- _EXERCISE_: Write the records out again, precisely as they stand.

___

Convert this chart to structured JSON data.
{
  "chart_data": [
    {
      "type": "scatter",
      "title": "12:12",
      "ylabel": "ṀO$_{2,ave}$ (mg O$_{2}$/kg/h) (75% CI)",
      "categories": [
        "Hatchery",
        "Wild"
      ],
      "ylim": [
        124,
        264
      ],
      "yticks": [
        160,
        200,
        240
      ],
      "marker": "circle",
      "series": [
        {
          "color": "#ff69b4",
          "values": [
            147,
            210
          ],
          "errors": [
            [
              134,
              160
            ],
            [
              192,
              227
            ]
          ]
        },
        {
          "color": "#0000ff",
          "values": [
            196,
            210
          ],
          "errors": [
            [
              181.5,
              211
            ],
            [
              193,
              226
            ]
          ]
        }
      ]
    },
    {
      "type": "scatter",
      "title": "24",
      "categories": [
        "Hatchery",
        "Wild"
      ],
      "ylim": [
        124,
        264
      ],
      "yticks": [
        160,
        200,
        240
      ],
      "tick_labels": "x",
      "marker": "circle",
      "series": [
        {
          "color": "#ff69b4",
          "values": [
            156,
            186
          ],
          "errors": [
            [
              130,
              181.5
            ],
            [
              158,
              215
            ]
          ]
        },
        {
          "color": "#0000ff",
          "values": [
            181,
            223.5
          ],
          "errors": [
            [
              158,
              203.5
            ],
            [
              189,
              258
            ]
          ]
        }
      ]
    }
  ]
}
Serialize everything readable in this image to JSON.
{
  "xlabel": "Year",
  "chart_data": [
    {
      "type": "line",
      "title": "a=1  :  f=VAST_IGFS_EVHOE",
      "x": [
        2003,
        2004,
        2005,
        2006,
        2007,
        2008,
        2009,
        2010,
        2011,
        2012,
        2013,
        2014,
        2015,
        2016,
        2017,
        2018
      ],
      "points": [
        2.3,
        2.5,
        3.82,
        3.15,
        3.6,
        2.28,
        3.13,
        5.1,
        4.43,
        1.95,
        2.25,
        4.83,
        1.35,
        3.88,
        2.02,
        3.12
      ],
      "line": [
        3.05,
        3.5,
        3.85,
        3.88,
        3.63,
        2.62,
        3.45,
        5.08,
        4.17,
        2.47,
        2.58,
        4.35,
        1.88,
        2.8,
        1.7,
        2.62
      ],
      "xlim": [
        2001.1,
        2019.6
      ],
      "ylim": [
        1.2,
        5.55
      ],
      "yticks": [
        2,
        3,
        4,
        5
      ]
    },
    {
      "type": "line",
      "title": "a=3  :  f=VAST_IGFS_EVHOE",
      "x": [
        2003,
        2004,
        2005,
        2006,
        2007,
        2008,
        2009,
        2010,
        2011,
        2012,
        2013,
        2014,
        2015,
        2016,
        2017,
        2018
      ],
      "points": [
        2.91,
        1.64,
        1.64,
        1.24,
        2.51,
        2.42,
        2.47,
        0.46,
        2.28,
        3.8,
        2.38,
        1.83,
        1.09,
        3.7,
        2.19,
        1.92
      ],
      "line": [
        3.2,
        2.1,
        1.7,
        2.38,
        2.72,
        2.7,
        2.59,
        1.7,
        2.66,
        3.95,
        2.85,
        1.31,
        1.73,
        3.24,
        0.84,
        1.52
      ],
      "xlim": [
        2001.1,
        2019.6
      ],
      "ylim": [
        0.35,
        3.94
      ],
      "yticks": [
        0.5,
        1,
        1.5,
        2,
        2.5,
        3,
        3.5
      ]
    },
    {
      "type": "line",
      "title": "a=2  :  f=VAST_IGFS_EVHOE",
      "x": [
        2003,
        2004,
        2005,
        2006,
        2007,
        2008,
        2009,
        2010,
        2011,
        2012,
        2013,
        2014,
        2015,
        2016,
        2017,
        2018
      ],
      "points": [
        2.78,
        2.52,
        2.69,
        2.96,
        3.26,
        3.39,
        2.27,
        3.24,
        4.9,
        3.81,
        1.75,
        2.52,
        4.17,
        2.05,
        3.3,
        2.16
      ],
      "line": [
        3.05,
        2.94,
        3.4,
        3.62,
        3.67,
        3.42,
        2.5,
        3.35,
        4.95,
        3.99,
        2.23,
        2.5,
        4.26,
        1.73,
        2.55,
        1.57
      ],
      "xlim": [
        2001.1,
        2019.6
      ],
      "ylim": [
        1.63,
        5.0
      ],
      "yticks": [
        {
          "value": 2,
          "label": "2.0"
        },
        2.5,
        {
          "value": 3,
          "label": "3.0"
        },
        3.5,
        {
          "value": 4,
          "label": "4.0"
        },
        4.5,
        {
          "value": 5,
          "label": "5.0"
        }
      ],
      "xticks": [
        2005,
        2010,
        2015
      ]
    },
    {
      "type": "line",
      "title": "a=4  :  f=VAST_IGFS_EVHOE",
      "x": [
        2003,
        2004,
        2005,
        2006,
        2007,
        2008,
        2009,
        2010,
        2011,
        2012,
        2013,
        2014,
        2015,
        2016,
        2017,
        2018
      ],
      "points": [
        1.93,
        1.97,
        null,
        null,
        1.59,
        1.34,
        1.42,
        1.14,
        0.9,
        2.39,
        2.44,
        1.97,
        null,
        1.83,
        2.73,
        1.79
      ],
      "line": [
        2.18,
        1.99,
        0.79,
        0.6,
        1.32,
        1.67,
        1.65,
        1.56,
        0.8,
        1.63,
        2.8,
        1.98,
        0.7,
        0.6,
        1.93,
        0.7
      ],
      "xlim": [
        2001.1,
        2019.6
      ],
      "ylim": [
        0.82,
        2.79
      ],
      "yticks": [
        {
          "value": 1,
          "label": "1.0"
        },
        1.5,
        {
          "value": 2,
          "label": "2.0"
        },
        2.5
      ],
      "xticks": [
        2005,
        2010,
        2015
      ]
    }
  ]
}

___

- _EXERCISE OUTPUT_:
Convert this chart to structured JSON data.
{
  "chart_data": [
    {
      "type": "scatter",
      "title": "12:12",
      "ylabel": "ṀO$_{2,ave}$ (mg O$_{2}$/kg/h) (75% CI)",
      "categories": [
        "Hatchery",
        "Wild"
      ],
      "ylim": [
        124,
        264
      ],
      "yticks": [
        160,
        200,
        240
      ],
      "marker": "circle",
      "series": [
        {
          "color": "#ff69b4",
          "values": [
            147,
            210
          ],
          "errors": [
            [
              134,
              160
            ],
            [
              192,
              227
            ]
          ]
        },
        {
          "color": "#0000ff",
          "values": [
            196,
            210
          ],
          "errors": [
            [
              181.5,
              211
            ],
            [
              193,
              226
            ]
          ]
        }
      ]
    },
    {
      "type": "scatter",
      "title": "24",
      "categories": [
        "Hatchery",
        "Wild"
      ],
      "ylim": [
        124,
        264
      ],
      "yticks": [
        160,
        200,
        240
      ],
      "tick_labels": "x",
      "marker": "circle",
      "series": [
        {
          "color": "#ff69b4",
          "values": [
            156,
            186
          ],
          "errors": [
            [
              130,
              181.5
            ],
            [
              158,
              215
            ]
          ]
        },
        {
          "color": "#0000ff",
          "values": [
            181,
            223.5
          ],
          "errors": [
            [
              158,
              203.5
            ],
            [
              189,
              258
            ]
          ]
        }
      ]
    }
  ]
}
Serialize everything readable in this image to JSON.
{
  "xlabel": "Year",
  "chart_data": [
    {
      "type": "line",
      "title": "a=1  :  f=VAST_IGFS_EVHOE",
      "x": [
        2003,
        2004,
        2005,
        2006,
        2007,
        2008,
        2009,
        2010,
        2011,
        2012,
        2013,
        2014,
        2015,
        2016,
        2017,
        2018
      ],
      "points": [
        2.3,
        2.5,
        3.82,
        3.15,
        3.6,
        2.28,
        3.13,
        5.1,
        4.43,
        1.95,
        2.25,
        4.83,
        1.35,
        3.88,
        2.02,
        3.12
      ],
      "line": [
        3.05,
        3.5,
        3.85,
        3.88,
        3.63,
        2.62,
        3.45,
        5.08,
        4.17,
        2.47,
        2.58,
        4.35,
        1.88,
        2.8,
        1.7,
        2.62
      ],
      "xlim": [
        2001.1,
        2019.6
      ],
      "ylim": [
        1.2,
        5.55
      ],
      "yticks": [
        2,
        3,
        4,
        5
      ]
    },
    {
      "type": "line",
      "title": "a=3  :  f=VAST_IGFS_EVHOE",
      "x": [
        2003,
        2004,
        2005,
        2006,
        2007,
        2008,
        2009,
        2010,
        2011,
        2012,
        2013,
        2014,
        2015,
        2016,
        2017,
        2018
      ],
      "points": [
        2.91,
        1.64,
        1.64,
        1.24,
        2.51,
        2.42,
        2.47,
        0.46,
        2.28,
        3.8,
        2.38,
        1.83,
        1.09,
        3.7,
        2.19,
        1.92
      ],
      "line": [
        3.2,
        2.1,
        1.7,
        2.38,
        2.72,
        2.7,
        2.59,
        1.7,
        2.66,
        3.95,
        2.85,
        1.31,
        1.73,
        3.24,
        0.84,
        1.52
      ],
      "xlim": [
        2001.1,
        2019.6
      ],
      "ylim": [
        0.35,
        3.94
      ],
      "yticks": [
        0.5,
        1,
        1.5,
        2,
        2.5,
        3,
        3.5
      ]
    },
    {
      "type": "line",
      "title": "a=2  :  f=VAST_IGFS_EVHOE",
      "x": [
        2003,
        2004,
        2005,
        2006,
        2007,
        2008,
        2009,
        2010,
        2011,
        2012,
        2013,
        2014,
        2015,
        2016,
        2017,
        2018
      ],
      "points": [
        2.78,
        2.52,
        2.69,
        2.96,
        3.26,
        3.39,
        2.27,
        3.24,
        4.9,
        3.81,
        1.75,
        2.52,
        4.17,
        2.05,
        3.3,
        2.16
      ],
      "line": [
        3.05,
        2.94,
        3.4,
        3.62,
        3.67,
        3.42,
        2.5,
        3.35,
        4.95,
        3.99,
        2.23,
        2.5,
        4.26,
        1.73,
        2.55,
        1.57
      ],
      "xlim": [
        2001.1,
        2019.6
      ],
      "ylim": [
        1.63,
        5.0
      ],
      "yticks": [
        {
          "value": 2,
          "label": "2.0"
        },
        2.5,
        {
          "value": 3,
          "label": "3.0"
        },
        3.5,
        {
          "value": 4,
          "label": "4.0"
        },
        4.5,
        {
          "value": 5,
          "label": "5.0"
        }
      ],
      "xticks": [
        2005,
        2010,
        2015
      ]
    },
    {
      "type": "line",
      "title": "a=4  :  f=VAST_IGFS_EVHOE",
      "x": [
        2003,
        2004,
        2005,
        2006,
        2007,
        2008,
        2009,
        2010,
        2011,
        2012,
        2013,
        2014,
        2015,
        2016,
        2017,
        2018
      ],
      "points": [
        1.93,
        1.97,
        null,
        null,
        1.59,
        1.34,
        1.42,
        1.14,
        0.9,
        2.39,
        2.44,
        1.97,
        null,
        1.83,
        2.73,
        1.79
      ],
      "line": [
        2.18,
        1.99,
        0.79,
        0.6,
        1.32,
        1.67,
        1.65,
        1.56,
        0.8,
        1.63,
        2.8,
        1.98,
        0.7,
        0.6,
        1.93,
        0.7
      ],
      "xlim": [
        2001.1,
        2019.6
      ],
      "ylim": [
        0.82,
        2.79
      ],
      "yticks": [
        {
          "value": 1,
          "label": "1.0"
        },
        1.5,
        {
          "value": 2,
          "label": "2.0"
        },
        2.5
      ],
      "xticks": [
        2005,
        2010,
        2015
      ]
    }
  ]
}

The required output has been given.